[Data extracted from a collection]
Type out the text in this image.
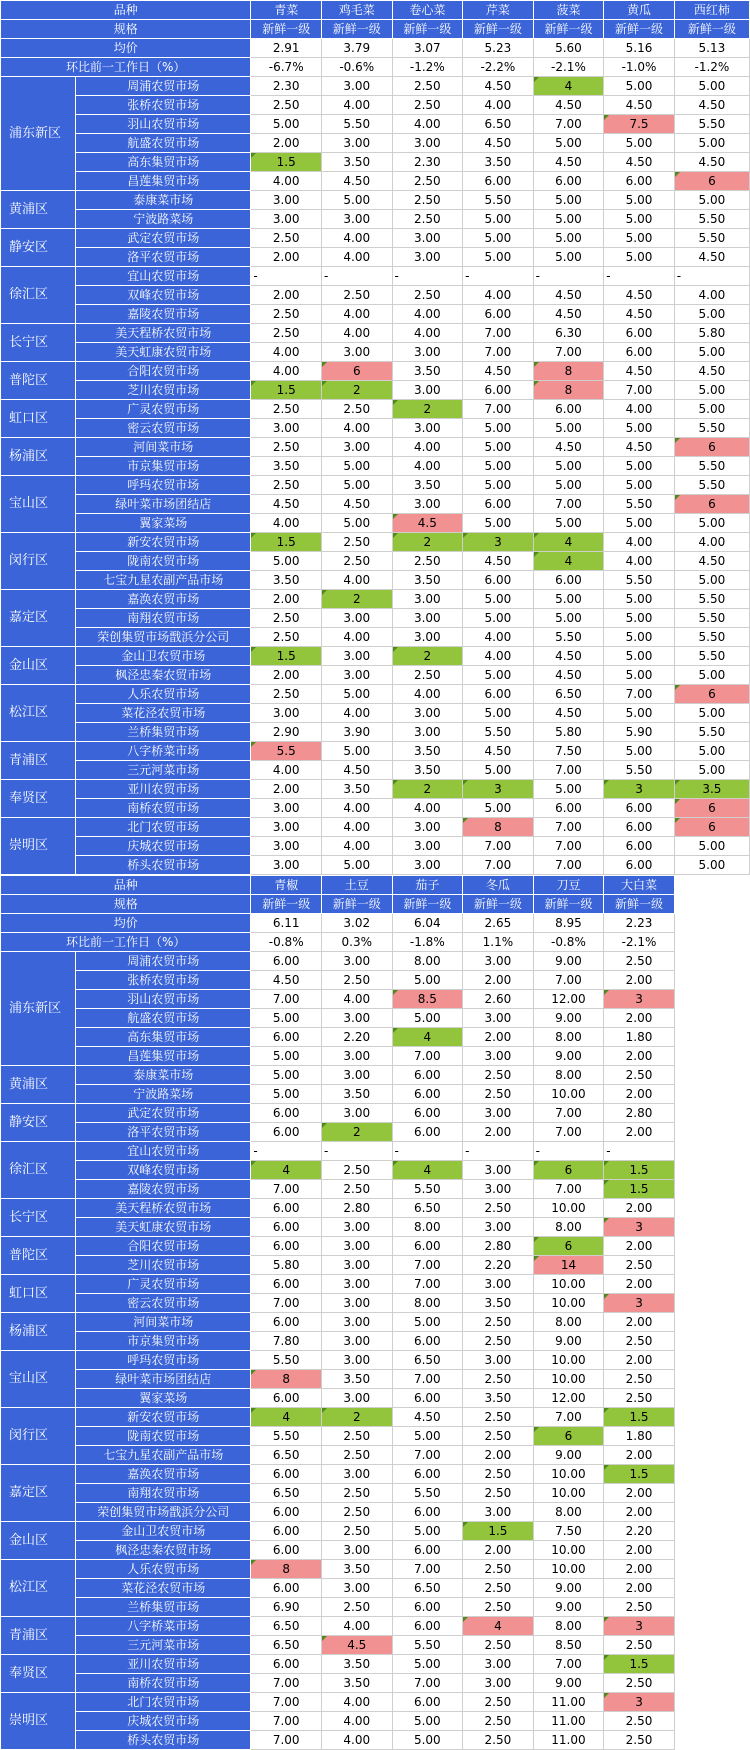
品种		青菜	鸡毛菜	卷心菜	芹菜	菠菜	黄瓜	西红柿
规格		新鲜一级	新鲜一级	新鲜一级	新鲜一级	新鲜一级	新鲜一级	新鲜一级
均价		2.91	3.79	3.07	5.23	5.60	5.16	5.13
环比前一工作日（%）		-6.7%	-0.6%	-1.2%	-2.2%	-2.1%	-1.0%	-1.2%
浦东新区	周浦农贸市场	2.30	3.00	2.50	4.50	4	5.00	5.00
	张桥农贸市场	2.50	4.00	2.50	4.00	4.50	4.50	4.50
	羽山农贸市场	5.00	5.50	4.00	6.50	7.00	7.5	5.50
	航盛农贸市场	2.00	3.00	3.00	4.50	5.00	5.00	5.00
	高东集贸市场	1.5	3.50	2.30	3.50	4.50	4.50	4.50
	昌莲集贸市场	4.00	4.50	2.50	6.00	6.00	6.00	6
黄浦区	泰康菜市场	3.00	5.00	2.50	5.50	5.00	5.00	5.00
	宁波路菜场	3.00	3.00	2.50	5.00	5.00	5.00	5.50
静安区	武定农贸市场	2.50	4.00	3.00	5.00	5.00	5.00	5.50
	洛平农贸市场	2.00	4.00	3.00	5.00	5.00	5.00	4.50
徐汇区	宜山农贸市场	-	-	-	-	-	-	-
	双峰农贸市场	2.00	2.50	2.50	4.00	4.50	4.50	4.00
	嘉陵农贸市场	2.50	4.00	4.00	6.00	4.50	4.50	5.00
长宁区	美天程桥农贸市场	2.50	4.00	4.00	7.00	6.30	6.00	5.80
	美天虹康农贸市场	4.00	3.00	3.00	7.00	7.00	6.00	5.00
普陀区	合阳农贸市场	4.00	6	3.50	4.50	8	4.50	4.50
	芝川农贸市场	1.5	2	3.00	6.00	8	7.00	5.00
虹口区	广灵农贸市场	2.50	2.50	2	7.00	6.00	4.00	5.00
	密云农贸市场	3.00	4.00	3.00	5.00	5.00	5.00	5.50
杨浦区	河间菜市场	2.50	3.00	4.00	5.00	4.50	4.50	6
	市京集贸市场	3.50	5.00	4.00	5.00	5.00	5.00	5.50
宝山区	呼玛农贸市场	2.50	5.00	3.50	5.00	5.00	5.00	5.50
	绿叶菜市场团结店	4.50	4.50	3.00	6.00	7.00	5.50	6
	翼家菜场	4.00	5.00	4.5	5.00	5.00	5.00	5.00
闵行区	新安农贸市场	1.5	2.50	2	3	4	4.00	4.00
	陇南农贸市场	5.00	2.50	2.50	4.50	4	4.00	4.50
	七宝九星农副产品市场	3.50	4.00	3.50	6.00	6.00	5.50	5.00
嘉定区	嘉涣农贸市场	2.00	2	3.00	5.00	5.00	5.00	5.50
	南翔农贸市场	2.50	3.00	3.00	5.00	5.00	5.00	5.50
	荣创集贸市场戬浜分公司	2.50	4.00	3.00	4.00	5.50	5.00	5.50
金山区	金山卫农贸市场	1.5	3.00	2	4.00	4.50	5.00	5.50
	枫泾忠秦农贸市场	2.00	3.00	2.50	5.00	4.50	5.00	5.00
松江区	人乐农贸市场	2.50	5.00	4.00	6.00	6.50	7.00	6
	菜花泾农贸市场	3.00	4.00	3.00	5.00	4.50	5.00	5.00
	兰桥集贸市场	2.90	3.90	3.00	5.50	5.80	5.90	5.50
青浦区	八字桥菜市场	5.5	5.00	3.50	4.50	7.50	5.00	5.00
	三元河菜市场	4.00	4.50	3.50	5.00	7.00	5.50	5.00
奉贤区	亚川农贸市场	2.00	3.50	2	3	5.00	3	3.5
	南桥农贸市场	3.00	4.00	4.00	5.00	6.00	6.00	6
崇明区	北门农贸市场	3.00	4.00	3.00	8	7.00	6.00	6
	庆城农贸市场	3.00	4.00	3.00	7.00	7.00	6.00	5.00
	桥头农贸市场	3.00	5.00	3.00	7.00	7.00	6.00	5.00
品种		青椒	土豆	茄子	冬瓜	刀豆	大白菜	
规格		新鲜一级	新鲜一级	新鲜一级	新鲜一级	新鲜一级	新鲜一级	
均价		6.11	3.02	6.04	2.65	8.95	2.23	
环比前一工作日（%）		-0.8%	0.3%	-1.8%	1.1%	-0.8%	-2.1%	
浦东新区	周浦农贸市场	6.00	3.00	8.00	3.00	9.00	2.50	
	张桥农贸市场	4.50	2.50	5.00	2.00	7.00	2.00	
	羽山农贸市场	7.00	4.00	8.5	2.60	12.00	3	
	航盛农贸市场	5.00	3.00	5.00	3.00	9.00	2.00	
	高东集贸市场	6.00	2.20	4	2.00	8.00	1.80	
	昌莲集贸市场	5.00	3.00	7.00	3.00	9.00	2.00	
黄浦区	泰康菜市场	5.00	3.00	6.00	2.50	8.00	2.50	
	宁波路菜场	5.00	3.50	6.00	2.50	10.00	2.00	
静安区	武定农贸市场	6.00	3.00	6.00	3.00	7.00	2.80	
	洛平农贸市场	6.00	2	6.00	2.00	7.00	2.00	
徐汇区	宜山农贸市场	-	-	-	-	-	-	
	双峰农贸市场	4	2.50	4	3.00	6	1.5	
	嘉陵农贸市场	7.00	2.50	5.50	3.00	7.00	1.5	
长宁区	美天程桥农贸市场	6.00	2.80	6.50	2.50	10.00	2.00	
	美天虹康农贸市场	6.00	3.00	8.00	3.00	8.00	3	
普陀区	合阳农贸市场	6.00	3.00	6.00	2.80	6	2.00	
	芝川农贸市场	5.80	3.00	7.00	2.20	14	2.50	
虹口区	广灵农贸市场	6.00	3.00	7.00	3.00	10.00	2.00	
	密云农贸市场	7.00	3.00	8.00	3.50	10.00	3	
杨浦区	河间菜市场	6.00	3.00	5.00	2.50	8.00	2.00	
	市京集贸市场	7.80	3.00	6.00	2.50	9.00	2.50	
宝山区	呼玛农贸市场	5.50	3.00	6.50	3.00	10.00	2.00	
	绿叶菜市场团结店	8	3.50	7.00	2.50	10.00	2.50	
	翼家菜场	6.00	3.00	6.00	3.50	12.00	2.50	
闵行区	新安农贸市场	4	2	4.50	2.50	7.00	1.5	
	陇南农贸市场	5.50	2.50	5.00	2.50	6	1.80	
	七宝九星农副产品市场	6.50	2.50	7.00	2.00	9.00	2.00	
嘉定区	嘉涣农贸市场	6.00	3.00	6.00	2.50	10.00	1.5	
	南翔农贸市场	6.50	2.50	5.50	2.50	10.00	2.00	
	荣创集贸市场戬浜分公司	6.00	2.50	6.00	3.00	8.00	2.00	
金山区	金山卫农贸市场	6.00	2.50	5.00	1.5	7.50	2.20	
	枫泾忠秦农贸市场	6.00	3.00	6.00	2.00	10.00	2.00	
松江区	人乐农贸市场	8	3.50	7.00	2.50	10.00	2.00	
	菜花泾农贸市场	6.00	3.00	6.50	2.50	9.00	2.00	
	兰桥集贸市场	6.90	2.50	6.00	2.50	9.00	2.50	
青浦区	八字桥菜市场	6.50	4.00	6.00	4	8.00	3	
	三元河菜市场	6.50	4.5	5.50	2.50	8.50	2.50	
奉贤区	亚川农贸市场	6.00	3.50	5.00	3.00	7.00	1.5	
	南桥农贸市场	7.00	3.50	7.00	3.00	9.00	2.50	
崇明区	北门农贸市场	7.00	4.00	6.00	2.50	11.00	3	
	庆城农贸市场	7.00	4.00	5.00	2.50	11.00	2.50	
	桥头农贸市场	7.00	4.00	5.00	2.50	11.00	2.50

Goal of the exercise: Every line should be retyped exactly, with the pictures omitted.

Exercise result:
Type out the text in this image.
品种		青菜	鸡毛菜	卷心菜	芹菜	菠菜	黄瓜	西红柿
规格		新鲜一级	新鲜一级	新鲜一级	新鲜一级	新鲜一级	新鲜一级	新鲜一级
均价		2.91	3.79	3.07	5.23	5.60	5.16	5.13
环比前一工作日（%）		-6.7%	-0.6%	-1.2%	-2.2%	-2.1%	-1.0%	-1.2%
浦东新区	周浦农贸市场	2.30	3.00	2.50	4.50	4	5.00	5.00
	张桥农贸市场	2.50	4.00	2.50	4.00	4.50	4.50	4.50
	羽山农贸市场	5.00	5.50	4.00	6.50	7.00	7.5	5.50
	航盛农贸市场	2.00	3.00	3.00	4.50	5.00	5.00	5.00
	高东集贸市场	1.5	3.50	2.30	3.50	4.50	4.50	4.50
	昌莲集贸市场	4.00	4.50	2.50	6.00	6.00	6.00	6
黄浦区	泰康菜市场	3.00	5.00	2.50	5.50	5.00	5.00	5.00
	宁波路菜场	3.00	3.00	2.50	5.00	5.00	5.00	5.50
静安区	武定农贸市场	2.50	4.00	3.00	5.00	5.00	5.00	5.50
	洛平农贸市场	2.00	4.00	3.00	5.00	5.00	5.00	4.50
徐汇区	宜山农贸市场	-	-	-	-	-	-	-
	双峰农贸市场	2.00	2.50	2.50	4.00	4.50	4.50	4.00
	嘉陵农贸市场	2.50	4.00	4.00	6.00	4.50	4.50	5.00
长宁区	美天程桥农贸市场	2.50	4.00	4.00	7.00	6.30	6.00	5.80
	美天虹康农贸市场	4.00	3.00	3.00	7.00	7.00	6.00	5.00
普陀区	合阳农贸市场	4.00	6	3.50	4.50	8	4.50	4.50
	芝川农贸市场	1.5	2	3.00	6.00	8	7.00	5.00
虹口区	广灵农贸市场	2.50	2.50	2	7.00	6.00	4.00	5.00
	密云农贸市场	3.00	4.00	3.00	5.00	5.00	5.00	5.50
杨浦区	河间菜市场	2.50	3.00	4.00	5.00	4.50	4.50	6
	市京集贸市场	3.50	5.00	4.00	5.00	5.00	5.00	5.50
宝山区	呼玛农贸市场	2.50	5.00	3.50	5.00	5.00	5.00	5.50
	绿叶菜市场团结店	4.50	4.50	3.00	6.00	7.00	5.50	6
	翼家菜场	4.00	5.00	4.5	5.00	5.00	5.00	5.00
闵行区	新安农贸市场	1.5	2.50	2	3	4	4.00	4.00
	陇南农贸市场	5.00	2.50	2.50	4.50	4	4.00	4.50
	七宝九星农副产品市场	3.50	4.00	3.50	6.00	6.00	5.50	5.00
嘉定区	嘉涣农贸市场	2.00	2	3.00	5.00	5.00	5.00	5.50
	南翔农贸市场	2.50	3.00	3.00	5.00	5.00	5.00	5.50
	荣创集贸市场戬浜分公司	2.50	4.00	3.00	4.00	5.50	5.00	5.50
金山区	金山卫农贸市场	1.5	3.00	2	4.00	4.50	5.00	5.50
	枫泾忠秦农贸市场	2.00	3.00	2.50	5.00	4.50	5.00	5.00
松江区	人乐农贸市场	2.50	5.00	4.00	6.00	6.50	7.00	6
	菜花泾农贸市场	3.00	4.00	3.00	5.00	4.50	5.00	5.00
	兰桥集贸市场	2.90	3.90	3.00	5.50	5.80	5.90	5.50
青浦区	八字桥菜市场	5.5	5.00	3.50	4.50	7.50	5.00	5.00
	三元河菜市场	4.00	4.50	3.50	5.00	7.00	5.50	5.00
奉贤区	亚川农贸市场	2.00	3.50	2	3	5.00	3	3.5
	南桥农贸市场	3.00	4.00	4.00	5.00	6.00	6.00	6
崇明区	北门农贸市场	3.00	4.00	3.00	8	7.00	6.00	6
	庆城农贸市场	3.00	4.00	3.00	7.00	7.00	6.00	5.00
	桥头农贸市场	3.00	5.00	3.00	7.00	7.00	6.00	5.00
品种		青椒	土豆	茄子	冬瓜	刀豆	大白菜	
规格		新鲜一级	新鲜一级	新鲜一级	新鲜一级	新鲜一级	新鲜一级	
均价		6.11	3.02	6.04	2.65	8.95	2.23	
环比前一工作日（%）		-0.8%	0.3%	-1.8%	1.1%	-0.8%	-2.1%	
浦东新区	周浦农贸市场	6.00	3.00	8.00	3.00	9.00	2.50	
	张桥农贸市场	4.50	2.50	5.00	2.00	7.00	2.00	
	羽山农贸市场	7.00	4.00	8.5	2.60	12.00	3	
	航盛农贸市场	5.00	3.00	5.00	3.00	9.00	2.00	
	高东集贸市场	6.00	2.20	4	2.00	8.00	1.80	
	昌莲集贸市场	5.00	3.00	7.00	3.00	9.00	2.00	
黄浦区	泰康菜市场	5.00	3.00	6.00	2.50	8.00	2.50	
	宁波路菜场	5.00	3.50	6.00	2.50	10.00	2.00	
静安区	武定农贸市场	6.00	3.00	6.00	3.00	7.00	2.80	
	洛平农贸市场	6.00	2	6.00	2.00	7.00	2.00	
徐汇区	宜山农贸市场	-	-	-	-	-	-	
	双峰农贸市场	4	2.50	4	3.00	6	1.5	
	嘉陵农贸市场	7.00	2.50	5.50	3.00	7.00	1.5	
长宁区	美天程桥农贸市场	6.00	2.80	6.50	2.50	10.00	2.00	
	美天虹康农贸市场	6.00	3.00	8.00	3.00	8.00	3	
普陀区	合阳农贸市场	6.00	3.00	6.00	2.80	6	2.00	
	芝川农贸市场	5.80	3.00	7.00	2.20	14	2.50	
虹口区	广灵农贸市场	6.00	3.00	7.00	3.00	10.00	2.00	
	密云农贸市场	7.00	3.00	8.00	3.50	10.00	3	
杨浦区	河间菜市场	6.00	3.00	5.00	2.50	8.00	2.00	
	市京集贸市场	7.80	3.00	6.00	2.50	9.00	2.50	
宝山区	呼玛农贸市场	5.50	3.00	6.50	3.00	10.00	2.00	
	绿叶菜市场团结店	8	3.50	7.00	2.50	10.00	2.50	
	翼家菜场	6.00	3.00	6.00	3.50	12.00	2.50	
闵行区	新安农贸市场	4	2	4.50	2.50	7.00	1.5	
	陇南农贸市场	5.50	2.50	5.00	2.50	6	1.80	
	七宝九星农副产品市场	6.50	2.50	7.00	2.00	9.00	2.00	
嘉定区	嘉涣农贸市场	6.00	3.00	6.00	2.50	10.00	1.5	
	南翔农贸市场	6.50	2.50	5.50	2.50	10.00	2.00	
	荣创集贸市场戬浜分公司	6.00	2.50	6.00	3.00	8.00	2.00	
金山区	金山卫农贸市场	6.00	2.50	5.00	1.5	7.50	2.20	
	枫泾忠秦农贸市场	6.00	3.00	6.00	2.00	10.00	2.00	
松江区	人乐农贸市场	8	3.50	7.00	2.50	10.00	2.00	
	菜花泾农贸市场	6.00	3.00	6.50	2.50	9.00	2.00	
	兰桥集贸市场	6.90	2.50	6.00	2.50	9.00	2.50	
青浦区	八字桥菜市场	6.50	4.00	6.00	4	8.00	3	
	三元河菜市场	6.50	4.5	5.50	2.50	8.50	2.50	
奉贤区	亚川农贸市场	6.00	3.50	5.00	3.00	7.00	1.5	
	南桥农贸市场	7.00	3.50	7.00	3.00	9.00	2.50	
崇明区	北门农贸市场	7.00	4.00	6.00	2.50	11.00	3	
	庆城农贸市场	7.00	4.00	5.00	2.50	11.00	2.50	
	桥头农贸市场	7.00	4.00	5.00	2.50	11.00	2.50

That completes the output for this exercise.